* _WRITTEN EXERCISE_:
In the records that follow, show each line where the word "voltage" is present.
======== DATA LINES ========
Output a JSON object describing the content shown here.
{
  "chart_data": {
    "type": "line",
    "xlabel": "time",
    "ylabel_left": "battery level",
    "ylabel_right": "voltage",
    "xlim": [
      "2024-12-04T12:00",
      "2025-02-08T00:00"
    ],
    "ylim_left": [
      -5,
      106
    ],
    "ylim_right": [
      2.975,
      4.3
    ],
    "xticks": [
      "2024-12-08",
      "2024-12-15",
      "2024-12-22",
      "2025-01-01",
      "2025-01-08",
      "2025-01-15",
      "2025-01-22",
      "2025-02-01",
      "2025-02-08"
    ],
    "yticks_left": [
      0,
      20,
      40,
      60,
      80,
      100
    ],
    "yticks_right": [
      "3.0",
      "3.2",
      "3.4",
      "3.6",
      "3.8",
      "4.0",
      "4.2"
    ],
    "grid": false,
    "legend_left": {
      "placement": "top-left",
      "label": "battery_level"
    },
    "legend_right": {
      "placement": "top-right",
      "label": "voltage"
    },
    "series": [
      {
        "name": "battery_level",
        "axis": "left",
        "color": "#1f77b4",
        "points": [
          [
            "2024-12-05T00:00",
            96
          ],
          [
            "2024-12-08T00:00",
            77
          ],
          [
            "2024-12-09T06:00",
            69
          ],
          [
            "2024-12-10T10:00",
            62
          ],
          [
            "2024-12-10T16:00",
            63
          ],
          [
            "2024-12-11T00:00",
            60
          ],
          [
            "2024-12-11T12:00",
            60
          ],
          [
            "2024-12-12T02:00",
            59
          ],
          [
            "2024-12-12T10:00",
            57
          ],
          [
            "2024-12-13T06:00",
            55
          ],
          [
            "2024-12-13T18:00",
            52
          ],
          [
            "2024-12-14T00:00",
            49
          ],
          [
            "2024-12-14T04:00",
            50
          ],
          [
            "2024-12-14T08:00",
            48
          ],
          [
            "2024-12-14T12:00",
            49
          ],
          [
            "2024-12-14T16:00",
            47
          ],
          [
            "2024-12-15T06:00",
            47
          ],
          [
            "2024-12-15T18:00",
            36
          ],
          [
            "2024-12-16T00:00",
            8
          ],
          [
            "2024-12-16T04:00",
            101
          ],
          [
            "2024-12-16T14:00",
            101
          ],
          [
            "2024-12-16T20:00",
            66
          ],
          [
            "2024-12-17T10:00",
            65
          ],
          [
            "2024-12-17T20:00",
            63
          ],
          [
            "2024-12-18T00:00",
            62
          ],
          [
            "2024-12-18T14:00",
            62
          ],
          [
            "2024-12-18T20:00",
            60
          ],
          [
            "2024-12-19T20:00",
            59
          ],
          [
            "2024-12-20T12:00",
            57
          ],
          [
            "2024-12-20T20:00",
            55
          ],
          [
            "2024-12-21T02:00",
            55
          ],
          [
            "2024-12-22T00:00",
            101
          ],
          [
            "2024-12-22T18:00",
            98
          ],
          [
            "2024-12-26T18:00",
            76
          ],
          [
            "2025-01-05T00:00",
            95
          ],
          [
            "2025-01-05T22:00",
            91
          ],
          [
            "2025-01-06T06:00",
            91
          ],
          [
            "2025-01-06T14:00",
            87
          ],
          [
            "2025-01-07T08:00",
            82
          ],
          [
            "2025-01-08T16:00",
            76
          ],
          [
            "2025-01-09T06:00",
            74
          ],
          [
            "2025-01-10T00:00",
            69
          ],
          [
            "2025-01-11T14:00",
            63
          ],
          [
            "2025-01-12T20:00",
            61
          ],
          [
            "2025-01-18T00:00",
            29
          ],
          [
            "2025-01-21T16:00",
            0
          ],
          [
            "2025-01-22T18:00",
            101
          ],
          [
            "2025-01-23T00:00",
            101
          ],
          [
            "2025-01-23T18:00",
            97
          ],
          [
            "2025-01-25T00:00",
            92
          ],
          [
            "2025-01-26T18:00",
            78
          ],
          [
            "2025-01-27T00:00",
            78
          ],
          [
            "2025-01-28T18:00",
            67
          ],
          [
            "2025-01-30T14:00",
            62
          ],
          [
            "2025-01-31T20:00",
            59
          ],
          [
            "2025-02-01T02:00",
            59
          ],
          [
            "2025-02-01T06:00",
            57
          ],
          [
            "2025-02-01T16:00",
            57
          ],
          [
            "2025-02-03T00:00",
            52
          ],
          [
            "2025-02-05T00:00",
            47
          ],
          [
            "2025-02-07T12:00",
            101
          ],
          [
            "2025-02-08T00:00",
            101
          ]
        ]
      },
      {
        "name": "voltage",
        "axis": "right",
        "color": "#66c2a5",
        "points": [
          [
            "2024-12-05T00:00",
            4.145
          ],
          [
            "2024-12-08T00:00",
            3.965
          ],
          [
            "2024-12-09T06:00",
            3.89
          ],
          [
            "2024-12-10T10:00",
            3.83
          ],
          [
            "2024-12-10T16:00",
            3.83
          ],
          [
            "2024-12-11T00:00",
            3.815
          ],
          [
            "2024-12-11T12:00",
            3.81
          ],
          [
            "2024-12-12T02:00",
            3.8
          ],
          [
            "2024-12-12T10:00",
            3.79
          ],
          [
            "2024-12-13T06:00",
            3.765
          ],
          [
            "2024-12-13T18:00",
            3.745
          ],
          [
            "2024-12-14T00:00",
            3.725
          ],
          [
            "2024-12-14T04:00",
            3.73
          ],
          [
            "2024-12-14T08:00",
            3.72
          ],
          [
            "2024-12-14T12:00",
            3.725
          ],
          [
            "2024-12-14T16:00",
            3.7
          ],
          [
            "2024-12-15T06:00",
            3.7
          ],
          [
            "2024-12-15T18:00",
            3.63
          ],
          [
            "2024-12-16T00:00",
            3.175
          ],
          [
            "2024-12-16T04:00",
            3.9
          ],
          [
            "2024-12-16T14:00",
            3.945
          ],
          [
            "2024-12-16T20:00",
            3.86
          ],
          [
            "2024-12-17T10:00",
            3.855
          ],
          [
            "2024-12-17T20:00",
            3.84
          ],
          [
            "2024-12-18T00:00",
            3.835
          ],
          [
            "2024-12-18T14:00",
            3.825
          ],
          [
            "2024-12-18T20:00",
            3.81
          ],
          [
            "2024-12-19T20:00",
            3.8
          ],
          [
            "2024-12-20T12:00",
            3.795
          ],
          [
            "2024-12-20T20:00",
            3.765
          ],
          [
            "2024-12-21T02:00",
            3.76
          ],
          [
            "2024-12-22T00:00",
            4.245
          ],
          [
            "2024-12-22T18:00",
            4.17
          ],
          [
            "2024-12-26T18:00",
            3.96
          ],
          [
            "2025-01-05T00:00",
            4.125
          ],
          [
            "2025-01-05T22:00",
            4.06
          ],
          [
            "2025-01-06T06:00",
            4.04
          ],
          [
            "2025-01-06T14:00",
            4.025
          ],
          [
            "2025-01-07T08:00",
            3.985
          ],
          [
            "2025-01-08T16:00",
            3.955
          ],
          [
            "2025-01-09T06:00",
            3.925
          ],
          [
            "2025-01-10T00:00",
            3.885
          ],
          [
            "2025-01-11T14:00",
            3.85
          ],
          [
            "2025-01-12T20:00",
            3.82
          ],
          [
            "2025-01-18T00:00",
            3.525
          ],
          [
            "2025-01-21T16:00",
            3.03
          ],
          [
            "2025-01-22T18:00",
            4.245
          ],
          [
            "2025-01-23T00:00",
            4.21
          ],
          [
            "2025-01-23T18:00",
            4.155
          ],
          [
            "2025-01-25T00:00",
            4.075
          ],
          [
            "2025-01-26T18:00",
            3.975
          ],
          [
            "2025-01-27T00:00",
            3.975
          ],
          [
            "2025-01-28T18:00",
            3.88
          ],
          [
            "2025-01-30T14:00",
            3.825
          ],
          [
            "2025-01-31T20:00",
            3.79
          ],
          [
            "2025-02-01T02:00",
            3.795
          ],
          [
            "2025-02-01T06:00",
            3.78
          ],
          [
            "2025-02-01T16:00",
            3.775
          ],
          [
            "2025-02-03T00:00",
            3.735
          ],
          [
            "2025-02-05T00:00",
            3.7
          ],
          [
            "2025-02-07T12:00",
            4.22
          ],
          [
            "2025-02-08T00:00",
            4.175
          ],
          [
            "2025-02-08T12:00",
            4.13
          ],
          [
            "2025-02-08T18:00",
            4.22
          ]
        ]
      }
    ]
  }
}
========
* _ANSWER TO THIS TASK_:
    "ylabel_right": "voltage",
      "label": "voltage"
        "name": "voltage",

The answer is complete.